§ Aim of the task: State how many lines of the entries hold the string "LSEG". Reply with the number alone.

Records from a dataset
## START
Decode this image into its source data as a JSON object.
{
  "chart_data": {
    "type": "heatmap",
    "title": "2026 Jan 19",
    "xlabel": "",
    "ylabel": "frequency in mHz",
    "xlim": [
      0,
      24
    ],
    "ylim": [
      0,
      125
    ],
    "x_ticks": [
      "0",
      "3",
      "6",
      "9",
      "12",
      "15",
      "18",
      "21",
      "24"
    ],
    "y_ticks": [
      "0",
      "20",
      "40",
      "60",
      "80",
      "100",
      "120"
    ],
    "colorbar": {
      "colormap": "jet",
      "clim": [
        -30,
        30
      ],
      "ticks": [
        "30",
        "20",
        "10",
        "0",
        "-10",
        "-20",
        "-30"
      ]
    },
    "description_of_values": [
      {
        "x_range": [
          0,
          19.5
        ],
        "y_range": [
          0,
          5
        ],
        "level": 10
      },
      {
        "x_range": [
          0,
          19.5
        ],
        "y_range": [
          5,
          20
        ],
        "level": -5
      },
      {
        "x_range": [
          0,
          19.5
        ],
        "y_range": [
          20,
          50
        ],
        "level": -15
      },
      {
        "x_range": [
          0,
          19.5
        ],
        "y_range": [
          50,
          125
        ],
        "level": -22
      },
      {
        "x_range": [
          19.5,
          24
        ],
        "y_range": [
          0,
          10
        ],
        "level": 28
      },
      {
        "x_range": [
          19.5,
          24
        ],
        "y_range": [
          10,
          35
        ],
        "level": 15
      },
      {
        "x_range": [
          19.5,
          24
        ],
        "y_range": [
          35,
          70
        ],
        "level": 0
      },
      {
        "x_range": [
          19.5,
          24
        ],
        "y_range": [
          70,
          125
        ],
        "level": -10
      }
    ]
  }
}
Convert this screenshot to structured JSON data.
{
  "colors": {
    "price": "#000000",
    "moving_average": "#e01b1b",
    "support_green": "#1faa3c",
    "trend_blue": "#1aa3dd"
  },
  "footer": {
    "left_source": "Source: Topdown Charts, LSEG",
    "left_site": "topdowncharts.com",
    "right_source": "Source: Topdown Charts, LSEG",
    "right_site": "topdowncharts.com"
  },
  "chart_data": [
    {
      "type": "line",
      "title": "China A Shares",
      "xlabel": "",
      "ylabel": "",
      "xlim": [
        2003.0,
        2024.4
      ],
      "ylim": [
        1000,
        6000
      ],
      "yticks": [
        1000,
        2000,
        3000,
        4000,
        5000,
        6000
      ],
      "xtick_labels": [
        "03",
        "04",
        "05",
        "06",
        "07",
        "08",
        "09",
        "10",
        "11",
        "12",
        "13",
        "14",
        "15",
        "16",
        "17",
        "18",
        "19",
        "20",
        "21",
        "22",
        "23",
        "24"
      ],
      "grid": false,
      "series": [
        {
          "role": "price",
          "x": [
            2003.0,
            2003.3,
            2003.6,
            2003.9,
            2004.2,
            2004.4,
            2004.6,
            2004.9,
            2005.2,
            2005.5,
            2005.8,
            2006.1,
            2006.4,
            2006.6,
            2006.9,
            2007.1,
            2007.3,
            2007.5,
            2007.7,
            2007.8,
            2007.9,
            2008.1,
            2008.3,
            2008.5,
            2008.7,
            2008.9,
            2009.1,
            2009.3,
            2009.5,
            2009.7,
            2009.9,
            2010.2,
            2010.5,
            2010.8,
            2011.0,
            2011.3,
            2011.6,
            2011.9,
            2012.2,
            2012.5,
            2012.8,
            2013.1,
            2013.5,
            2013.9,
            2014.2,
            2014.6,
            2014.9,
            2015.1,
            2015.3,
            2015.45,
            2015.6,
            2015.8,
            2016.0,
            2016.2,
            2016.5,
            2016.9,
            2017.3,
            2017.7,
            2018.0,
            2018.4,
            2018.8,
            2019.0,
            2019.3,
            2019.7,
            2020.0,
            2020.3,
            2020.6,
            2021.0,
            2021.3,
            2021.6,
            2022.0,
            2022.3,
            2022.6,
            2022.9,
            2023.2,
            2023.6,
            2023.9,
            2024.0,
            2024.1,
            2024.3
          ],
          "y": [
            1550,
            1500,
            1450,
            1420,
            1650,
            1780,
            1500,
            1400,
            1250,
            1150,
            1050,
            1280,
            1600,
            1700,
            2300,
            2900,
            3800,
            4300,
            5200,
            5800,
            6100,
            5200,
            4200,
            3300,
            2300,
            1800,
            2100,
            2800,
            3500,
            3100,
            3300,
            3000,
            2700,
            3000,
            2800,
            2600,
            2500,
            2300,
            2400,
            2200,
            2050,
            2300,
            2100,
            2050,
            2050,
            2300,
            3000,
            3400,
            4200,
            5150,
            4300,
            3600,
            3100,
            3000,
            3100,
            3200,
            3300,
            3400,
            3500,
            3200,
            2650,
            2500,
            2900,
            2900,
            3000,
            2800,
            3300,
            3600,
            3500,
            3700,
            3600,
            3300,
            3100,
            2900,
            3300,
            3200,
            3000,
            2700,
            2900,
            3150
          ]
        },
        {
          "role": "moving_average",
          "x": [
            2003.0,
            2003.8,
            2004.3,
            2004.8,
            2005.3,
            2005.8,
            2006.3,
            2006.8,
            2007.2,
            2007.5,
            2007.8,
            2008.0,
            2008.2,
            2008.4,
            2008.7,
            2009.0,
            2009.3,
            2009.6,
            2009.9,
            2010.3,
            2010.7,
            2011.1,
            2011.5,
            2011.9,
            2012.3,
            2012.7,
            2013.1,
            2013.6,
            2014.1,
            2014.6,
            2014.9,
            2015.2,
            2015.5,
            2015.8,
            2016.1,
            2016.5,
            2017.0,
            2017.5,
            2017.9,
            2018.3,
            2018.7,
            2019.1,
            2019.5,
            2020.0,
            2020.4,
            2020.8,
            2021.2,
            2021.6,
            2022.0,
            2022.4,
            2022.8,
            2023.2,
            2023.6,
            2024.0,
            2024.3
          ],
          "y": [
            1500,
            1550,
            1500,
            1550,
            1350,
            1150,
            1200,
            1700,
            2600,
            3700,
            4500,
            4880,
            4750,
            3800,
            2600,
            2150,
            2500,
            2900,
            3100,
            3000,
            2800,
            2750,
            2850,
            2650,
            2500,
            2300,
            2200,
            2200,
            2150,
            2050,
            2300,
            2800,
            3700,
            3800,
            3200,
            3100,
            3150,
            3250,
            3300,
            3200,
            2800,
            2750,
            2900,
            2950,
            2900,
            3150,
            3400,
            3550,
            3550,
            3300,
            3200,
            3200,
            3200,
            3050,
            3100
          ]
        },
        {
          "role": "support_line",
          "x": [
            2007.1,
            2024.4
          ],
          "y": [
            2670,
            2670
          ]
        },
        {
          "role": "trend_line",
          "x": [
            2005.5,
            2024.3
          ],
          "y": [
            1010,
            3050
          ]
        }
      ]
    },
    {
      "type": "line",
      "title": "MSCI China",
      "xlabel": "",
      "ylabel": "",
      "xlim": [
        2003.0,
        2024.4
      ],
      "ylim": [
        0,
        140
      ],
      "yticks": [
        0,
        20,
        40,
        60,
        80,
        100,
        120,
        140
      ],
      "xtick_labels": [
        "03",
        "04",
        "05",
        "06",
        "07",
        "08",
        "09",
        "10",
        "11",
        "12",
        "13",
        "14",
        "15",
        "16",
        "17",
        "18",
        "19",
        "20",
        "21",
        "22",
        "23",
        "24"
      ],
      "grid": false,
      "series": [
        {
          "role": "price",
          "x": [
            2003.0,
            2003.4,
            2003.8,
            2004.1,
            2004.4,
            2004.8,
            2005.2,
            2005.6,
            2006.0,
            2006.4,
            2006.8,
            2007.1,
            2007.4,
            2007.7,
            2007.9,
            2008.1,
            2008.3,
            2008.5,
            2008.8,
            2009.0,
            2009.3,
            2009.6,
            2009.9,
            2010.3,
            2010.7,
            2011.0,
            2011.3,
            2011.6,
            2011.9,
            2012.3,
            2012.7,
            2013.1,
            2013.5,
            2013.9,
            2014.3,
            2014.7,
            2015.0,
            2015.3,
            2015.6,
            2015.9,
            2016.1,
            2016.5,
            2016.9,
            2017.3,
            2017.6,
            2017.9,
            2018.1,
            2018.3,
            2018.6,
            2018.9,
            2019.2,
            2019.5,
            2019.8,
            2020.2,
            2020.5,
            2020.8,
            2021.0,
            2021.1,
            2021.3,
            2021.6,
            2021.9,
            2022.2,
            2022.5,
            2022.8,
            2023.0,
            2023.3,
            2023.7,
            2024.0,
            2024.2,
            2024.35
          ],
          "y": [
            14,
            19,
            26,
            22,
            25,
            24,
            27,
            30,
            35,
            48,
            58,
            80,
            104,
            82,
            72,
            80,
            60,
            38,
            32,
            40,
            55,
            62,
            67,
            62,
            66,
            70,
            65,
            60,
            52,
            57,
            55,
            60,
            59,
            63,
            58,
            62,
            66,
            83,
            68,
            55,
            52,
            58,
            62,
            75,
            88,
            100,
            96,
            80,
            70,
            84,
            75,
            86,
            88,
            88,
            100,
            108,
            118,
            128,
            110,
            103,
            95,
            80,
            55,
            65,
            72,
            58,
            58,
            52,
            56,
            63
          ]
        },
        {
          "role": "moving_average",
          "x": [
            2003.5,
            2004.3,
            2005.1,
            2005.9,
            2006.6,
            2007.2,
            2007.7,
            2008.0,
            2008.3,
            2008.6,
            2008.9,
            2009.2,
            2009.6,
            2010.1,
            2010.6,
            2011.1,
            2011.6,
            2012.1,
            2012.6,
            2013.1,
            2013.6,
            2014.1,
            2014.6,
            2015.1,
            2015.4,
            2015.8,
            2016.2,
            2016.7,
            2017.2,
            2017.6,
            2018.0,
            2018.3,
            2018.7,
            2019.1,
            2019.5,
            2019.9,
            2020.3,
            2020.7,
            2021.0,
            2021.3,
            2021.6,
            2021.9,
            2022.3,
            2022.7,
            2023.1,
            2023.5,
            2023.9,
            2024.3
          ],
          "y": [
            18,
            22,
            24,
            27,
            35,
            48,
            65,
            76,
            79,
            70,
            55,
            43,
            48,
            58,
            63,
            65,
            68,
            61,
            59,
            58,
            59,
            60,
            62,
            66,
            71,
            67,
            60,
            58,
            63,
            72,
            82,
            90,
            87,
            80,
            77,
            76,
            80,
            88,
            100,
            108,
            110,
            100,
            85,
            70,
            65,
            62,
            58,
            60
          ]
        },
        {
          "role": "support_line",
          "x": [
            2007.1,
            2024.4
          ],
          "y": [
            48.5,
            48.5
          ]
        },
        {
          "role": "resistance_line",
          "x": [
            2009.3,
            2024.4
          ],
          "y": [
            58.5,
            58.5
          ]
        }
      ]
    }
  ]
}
## END
§ In response: 2